OBJECTIVE. Pictures stay out of your copy, but everything else in the records below must be repeated exactly.

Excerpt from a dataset

-- START --

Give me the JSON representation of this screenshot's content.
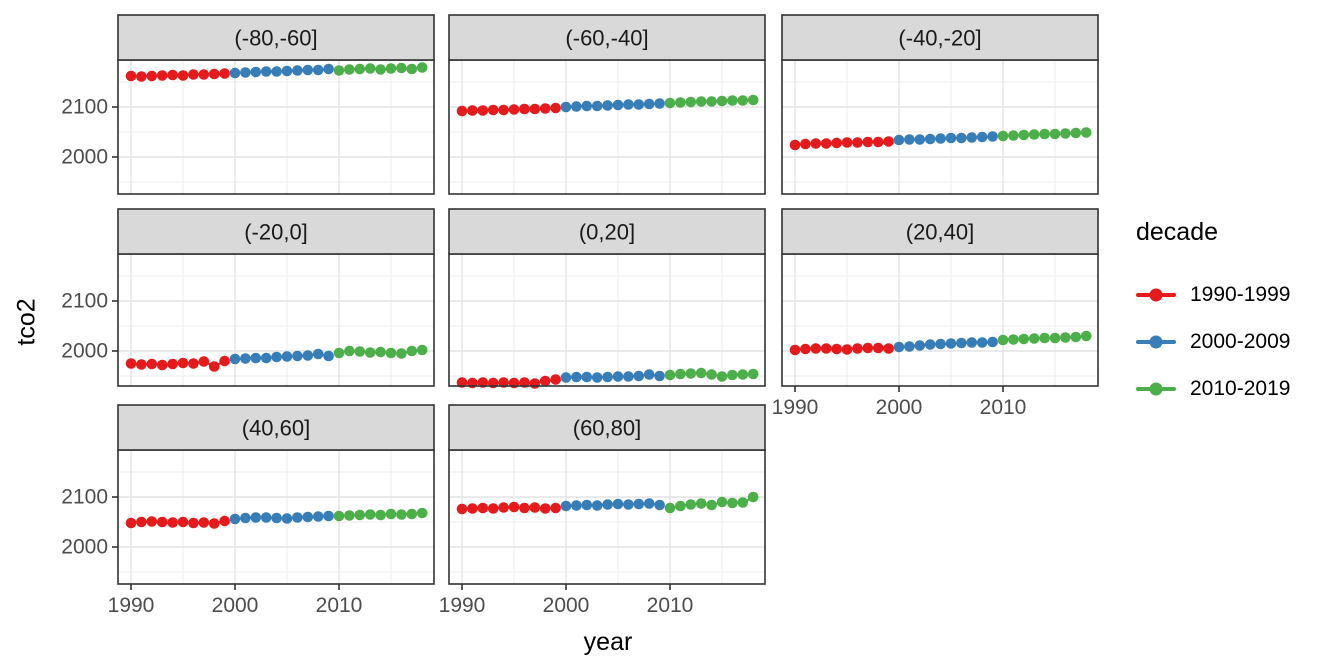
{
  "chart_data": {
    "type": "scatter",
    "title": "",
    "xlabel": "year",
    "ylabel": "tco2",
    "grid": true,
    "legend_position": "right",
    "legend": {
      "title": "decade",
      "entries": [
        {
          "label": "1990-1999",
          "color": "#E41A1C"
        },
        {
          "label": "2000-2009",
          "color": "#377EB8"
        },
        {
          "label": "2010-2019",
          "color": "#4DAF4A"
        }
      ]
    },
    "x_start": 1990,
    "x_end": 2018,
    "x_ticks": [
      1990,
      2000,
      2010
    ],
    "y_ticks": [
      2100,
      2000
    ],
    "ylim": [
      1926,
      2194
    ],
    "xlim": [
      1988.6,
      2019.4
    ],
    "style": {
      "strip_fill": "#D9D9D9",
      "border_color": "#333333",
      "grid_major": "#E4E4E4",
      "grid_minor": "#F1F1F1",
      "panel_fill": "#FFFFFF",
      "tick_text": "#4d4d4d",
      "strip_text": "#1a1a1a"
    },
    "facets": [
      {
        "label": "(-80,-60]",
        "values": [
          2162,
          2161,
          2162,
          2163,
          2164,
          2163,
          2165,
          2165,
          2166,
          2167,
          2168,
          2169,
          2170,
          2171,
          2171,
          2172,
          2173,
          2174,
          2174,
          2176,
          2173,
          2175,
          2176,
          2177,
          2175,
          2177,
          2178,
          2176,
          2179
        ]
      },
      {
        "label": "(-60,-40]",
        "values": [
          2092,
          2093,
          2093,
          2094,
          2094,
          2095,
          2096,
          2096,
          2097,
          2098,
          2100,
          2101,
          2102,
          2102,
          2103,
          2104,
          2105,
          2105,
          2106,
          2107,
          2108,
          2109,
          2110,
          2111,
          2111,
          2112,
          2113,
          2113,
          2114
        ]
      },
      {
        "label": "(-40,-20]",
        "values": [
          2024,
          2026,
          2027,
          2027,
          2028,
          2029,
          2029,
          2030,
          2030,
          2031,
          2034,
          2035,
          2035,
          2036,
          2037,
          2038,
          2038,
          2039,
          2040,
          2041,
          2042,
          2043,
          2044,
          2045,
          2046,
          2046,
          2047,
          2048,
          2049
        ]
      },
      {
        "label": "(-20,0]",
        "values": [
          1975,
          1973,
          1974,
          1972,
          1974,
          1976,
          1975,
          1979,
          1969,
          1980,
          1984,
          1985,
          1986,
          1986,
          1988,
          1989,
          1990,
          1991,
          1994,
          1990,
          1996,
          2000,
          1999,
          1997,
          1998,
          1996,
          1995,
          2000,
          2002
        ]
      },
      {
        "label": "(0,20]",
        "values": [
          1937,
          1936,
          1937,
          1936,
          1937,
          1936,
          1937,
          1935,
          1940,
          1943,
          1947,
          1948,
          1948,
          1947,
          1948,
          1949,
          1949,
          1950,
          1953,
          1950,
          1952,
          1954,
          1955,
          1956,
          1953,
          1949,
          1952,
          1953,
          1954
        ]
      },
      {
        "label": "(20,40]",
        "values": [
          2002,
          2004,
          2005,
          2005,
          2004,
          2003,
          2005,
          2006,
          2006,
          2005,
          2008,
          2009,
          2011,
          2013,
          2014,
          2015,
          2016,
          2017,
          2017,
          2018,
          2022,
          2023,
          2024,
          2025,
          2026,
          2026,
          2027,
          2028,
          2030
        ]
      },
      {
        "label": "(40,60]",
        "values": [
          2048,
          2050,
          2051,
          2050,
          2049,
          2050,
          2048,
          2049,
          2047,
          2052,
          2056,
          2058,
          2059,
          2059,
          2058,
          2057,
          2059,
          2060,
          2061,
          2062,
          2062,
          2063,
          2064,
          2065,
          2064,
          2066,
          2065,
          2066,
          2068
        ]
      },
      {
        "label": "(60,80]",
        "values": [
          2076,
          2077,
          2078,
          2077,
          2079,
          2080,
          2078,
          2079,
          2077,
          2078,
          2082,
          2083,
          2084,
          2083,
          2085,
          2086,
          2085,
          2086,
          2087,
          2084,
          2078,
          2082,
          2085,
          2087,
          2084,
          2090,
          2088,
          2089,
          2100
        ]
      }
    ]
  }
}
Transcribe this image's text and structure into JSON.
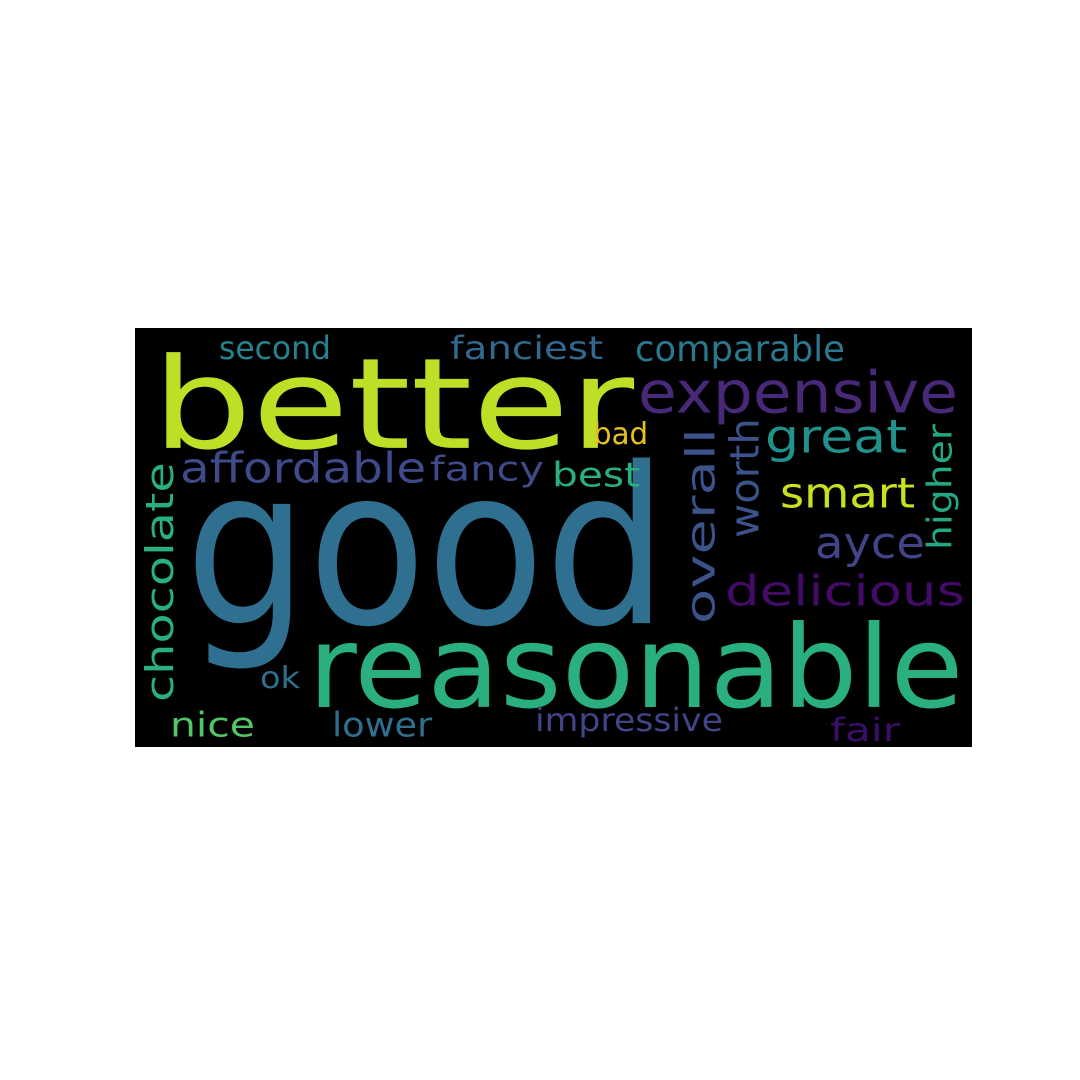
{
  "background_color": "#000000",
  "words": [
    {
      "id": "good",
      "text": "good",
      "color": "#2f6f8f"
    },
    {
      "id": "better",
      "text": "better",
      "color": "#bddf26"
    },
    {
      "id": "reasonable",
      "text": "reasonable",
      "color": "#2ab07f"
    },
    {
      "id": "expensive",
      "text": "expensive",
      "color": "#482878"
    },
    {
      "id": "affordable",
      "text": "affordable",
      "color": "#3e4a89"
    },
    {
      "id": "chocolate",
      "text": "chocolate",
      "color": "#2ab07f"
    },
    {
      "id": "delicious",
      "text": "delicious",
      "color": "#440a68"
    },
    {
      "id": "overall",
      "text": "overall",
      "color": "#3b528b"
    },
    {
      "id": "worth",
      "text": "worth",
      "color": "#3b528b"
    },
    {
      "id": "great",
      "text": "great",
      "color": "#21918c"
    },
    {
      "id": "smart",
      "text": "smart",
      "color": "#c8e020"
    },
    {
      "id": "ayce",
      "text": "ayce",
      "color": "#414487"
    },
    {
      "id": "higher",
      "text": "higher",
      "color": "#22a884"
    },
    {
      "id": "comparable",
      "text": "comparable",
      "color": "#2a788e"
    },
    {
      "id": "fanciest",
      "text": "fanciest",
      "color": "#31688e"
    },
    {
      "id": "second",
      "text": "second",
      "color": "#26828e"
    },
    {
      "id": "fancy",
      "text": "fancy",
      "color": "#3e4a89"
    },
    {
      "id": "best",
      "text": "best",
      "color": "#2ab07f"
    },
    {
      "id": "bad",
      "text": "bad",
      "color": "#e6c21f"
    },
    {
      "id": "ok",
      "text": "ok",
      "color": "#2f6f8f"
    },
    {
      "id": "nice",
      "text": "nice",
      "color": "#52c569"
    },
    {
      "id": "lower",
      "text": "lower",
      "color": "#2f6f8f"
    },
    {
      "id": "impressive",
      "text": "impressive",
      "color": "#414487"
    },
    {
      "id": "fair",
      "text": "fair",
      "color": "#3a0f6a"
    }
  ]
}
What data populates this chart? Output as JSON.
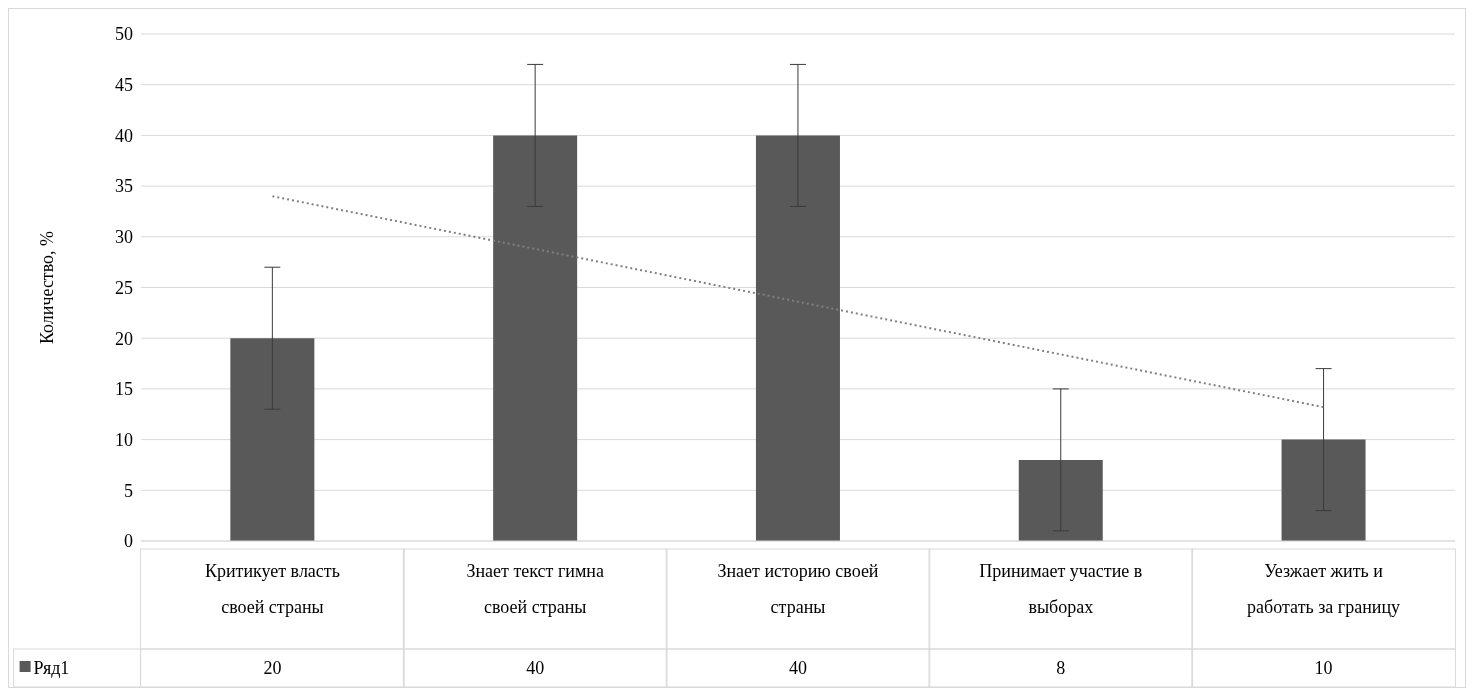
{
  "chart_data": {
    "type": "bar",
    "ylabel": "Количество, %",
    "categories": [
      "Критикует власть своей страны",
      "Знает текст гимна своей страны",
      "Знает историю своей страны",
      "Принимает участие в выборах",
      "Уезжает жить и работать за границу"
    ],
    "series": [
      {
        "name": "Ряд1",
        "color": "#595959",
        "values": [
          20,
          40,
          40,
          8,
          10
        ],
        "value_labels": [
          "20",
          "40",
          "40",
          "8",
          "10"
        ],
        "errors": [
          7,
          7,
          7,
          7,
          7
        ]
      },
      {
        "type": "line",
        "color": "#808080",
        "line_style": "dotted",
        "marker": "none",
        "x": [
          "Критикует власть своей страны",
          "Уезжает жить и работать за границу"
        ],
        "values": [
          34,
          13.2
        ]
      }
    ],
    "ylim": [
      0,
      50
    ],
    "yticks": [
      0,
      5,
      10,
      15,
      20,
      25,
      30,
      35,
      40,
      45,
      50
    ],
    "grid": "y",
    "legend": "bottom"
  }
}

-- END --

COMPLETED TASK.
Give me the JSON representation of this screenshot's content.
{
  "chart_data": {
    "type": "scatter",
    "title": "",
    "xlabel": "year",
    "ylabel": "tco2",
    "grid": true,
    "legend_position": "right",
    "legend": {
      "title": "decade",
      "entries": [
        {
          "label": "1990-1999",
          "color": "#E41A1C"
        },
        {
          "label": "2000-2009",
          "color": "#377EB8"
        },
        {
          "label": "2010-2019",
          "color": "#4DAF4A"
        }
      ]
    },
    "x_start": 1990,
    "x_end": 2018,
    "x_ticks": [
      1990,
      2000,
      2010
    ],
    "y_ticks": [
      2100,
      2000
    ],
    "ylim": [
      1926,
      2194
    ],
    "xlim": [
      1988.6,
      2019.4
    ],
    "style": {
      "strip_fill": "#D9D9D9",
      "border_color": "#333333",
      "grid_major": "#E4E4E4",
      "grid_minor": "#F1F1F1",
      "panel_fill": "#FFFFFF",
      "tick_text": "#4d4d4d",
      "strip_text": "#1a1a1a"
    },
    "facets": [
      {
        "label": "(-80,-60]",
        "values": [
          2162,
          2161,
          2162,
          2163,
          2164,
          2163,
          2165,
          2165,
          2166,
          2167,
          2168,
          2169,
          2170,
          2171,
          2171,
          2172,
          2173,
          2174,
          2174,
          2176,
          2173,
          2175,
          2176,
          2177,
          2175,
          2177,
          2178,
          2176,
          2179
        ]
      },
      {
        "label": "(-60,-40]",
        "values": [
          2092,
          2093,
          2093,
          2094,
          2094,
          2095,
          2096,
          2096,
          2097,
          2098,
          2100,
          2101,
          2102,
          2102,
          2103,
          2104,
          2105,
          2105,
          2106,
          2107,
          2108,
          2109,
          2110,
          2111,
          2111,
          2112,
          2113,
          2113,
          2114
        ]
      },
      {
        "label": "(-40,-20]",
        "values": [
          2024,
          2026,
          2027,
          2027,
          2028,
          2029,
          2029,
          2030,
          2030,
          2031,
          2034,
          2035,
          2035,
          2036,
          2037,
          2038,
          2038,
          2039,
          2040,
          2041,
          2042,
          2043,
          2044,
          2045,
          2046,
          2046,
          2047,
          2048,
          2049
        ]
      },
      {
        "label": "(-20,0]",
        "values": [
          1975,
          1973,
          1974,
          1972,
          1974,
          1976,
          1975,
          1979,
          1969,
          1980,
          1984,
          1985,
          1986,
          1986,
          1988,
          1989,
          1990,
          1991,
          1994,
          1990,
          1996,
          2000,
          1999,
          1997,
          1998,
          1996,
          1995,
          2000,
          2002
        ]
      },
      {
        "label": "(0,20]",
        "values": [
          1937,
          1936,
          1937,
          1936,
          1937,
          1936,
          1937,
          1935,
          1940,
          1943,
          1947,
          1948,
          1948,
          1947,
          1948,
          1949,
          1949,
          1950,
          1953,
          1950,
          1952,
          1954,
          1955,
          1956,
          1953,
          1949,
          1952,
          1953,
          1954
        ]
      },
      {
        "label": "(20,40]",
        "values": [
          2002,
          2004,
          2005,
          2005,
          2004,
          2003,
          2005,
          2006,
          2006,
          2005,
          2008,
          2009,
          2011,
          2013,
          2014,
          2015,
          2016,
          2017,
          2017,
          2018,
          2022,
          2023,
          2024,
          2025,
          2026,
          2026,
          2027,
          2028,
          2030
        ]
      },
      {
        "label": "(40,60]",
        "values": [
          2048,
          2050,
          2051,
          2050,
          2049,
          2050,
          2048,
          2049,
          2047,
          2052,
          2056,
          2058,
          2059,
          2059,
          2058,
          2057,
          2059,
          2060,
          2061,
          2062,
          2062,
          2063,
          2064,
          2065,
          2064,
          2066,
          2065,
          2066,
          2068
        ]
      },
      {
        "label": "(60,80]",
        "values": [
          2076,
          2077,
          2078,
          2077,
          2079,
          2080,
          2078,
          2079,
          2077,
          2078,
          2082,
          2083,
          2084,
          2083,
          2085,
          2086,
          2085,
          2086,
          2087,
          2084,
          2078,
          2082,
          2085,
          2087,
          2084,
          2090,
          2088,
          2089,
          2100
        ]
      }
    ]
  }
}
Transcribe this image's text and structure into JSON.
{
  "background_color": "#000000",
  "words": [
    {
      "id": "good",
      "text": "good",
      "color": "#2f6f8f"
    },
    {
      "id": "better",
      "text": "better",
      "color": "#bddf26"
    },
    {
      "id": "reasonable",
      "text": "reasonable",
      "color": "#2ab07f"
    },
    {
      "id": "expensive",
      "text": "expensive",
      "color": "#482878"
    },
    {
      "id": "affordable",
      "text": "affordable",
      "color": "#3e4a89"
    },
    {
      "id": "chocolate",
      "text": "chocolate",
      "color": "#2ab07f"
    },
    {
      "id": "delicious",
      "text": "delicious",
      "color": "#440a68"
    },
    {
      "id": "overall",
      "text": "overall",
      "color": "#3b528b"
    },
    {
      "id": "worth",
      "text": "worth",
      "color": "#3b528b"
    },
    {
      "id": "great",
      "text": "great",
      "color": "#21918c"
    },
    {
      "id": "smart",
      "text": "smart",
      "color": "#c8e020"
    },
    {
      "id": "ayce",
      "text": "ayce",
      "color": "#414487"
    },
    {
      "id": "higher",
      "text": "higher",
      "color": "#22a884"
    },
    {
      "id": "comparable",
      "text": "comparable",
      "color": "#2a788e"
    },
    {
      "id": "fanciest",
      "text": "fanciest",
      "color": "#31688e"
    },
    {
      "id": "second",
      "text": "second",
      "color": "#26828e"
    },
    {
      "id": "fancy",
      "text": "fancy",
      "color": "#3e4a89"
    },
    {
      "id": "best",
      "text": "best",
      "color": "#2ab07f"
    },
    {
      "id": "bad",
      "text": "bad",
      "color": "#e6c21f"
    },
    {
      "id": "ok",
      "text": "ok",
      "color": "#2f6f8f"
    },
    {
      "id": "nice",
      "text": "nice",
      "color": "#52c569"
    },
    {
      "id": "lower",
      "text": "lower",
      "color": "#2f6f8f"
    },
    {
      "id": "impressive",
      "text": "impressive",
      "color": "#414487"
    },
    {
      "id": "fair",
      "text": "fair",
      "color": "#3a0f6a"
    }
  ]
}
What data populates this chart? Output as JSON.
{
  "chart_data": {
    "type": "bar",
    "ylabel": "Количество, %",
    "categories": [
      "Критикует власть своей страны",
      "Знает текст гимна своей страны",
      "Знает историю своей страны",
      "Принимает участие в выборах",
      "Уезжает жить и работать за границу"
    ],
    "series": [
      {
        "name": "Ряд1",
        "color": "#595959",
        "values": [
          20,
          40,
          40,
          8,
          10
        ],
        "value_labels": [
          "20",
          "40",
          "40",
          "8",
          "10"
        ],
        "errors": [
          7,
          7,
          7,
          7,
          7
        ]
      },
      {
        "type": "line",
        "color": "#808080",
        "line_style": "dotted",
        "marker": "none",
        "x": [
          "Критикует власть своей страны",
          "Уезжает жить и работать за границу"
        ],
        "values": [
          34,
          13.2
        ]
      }
    ],
    "ylim": [
      0,
      50
    ],
    "yticks": [
      0,
      5,
      10,
      15,
      20,
      25,
      30,
      35,
      40,
      45,
      50
    ],
    "grid": "y",
    "legend": "bottom"
  }
}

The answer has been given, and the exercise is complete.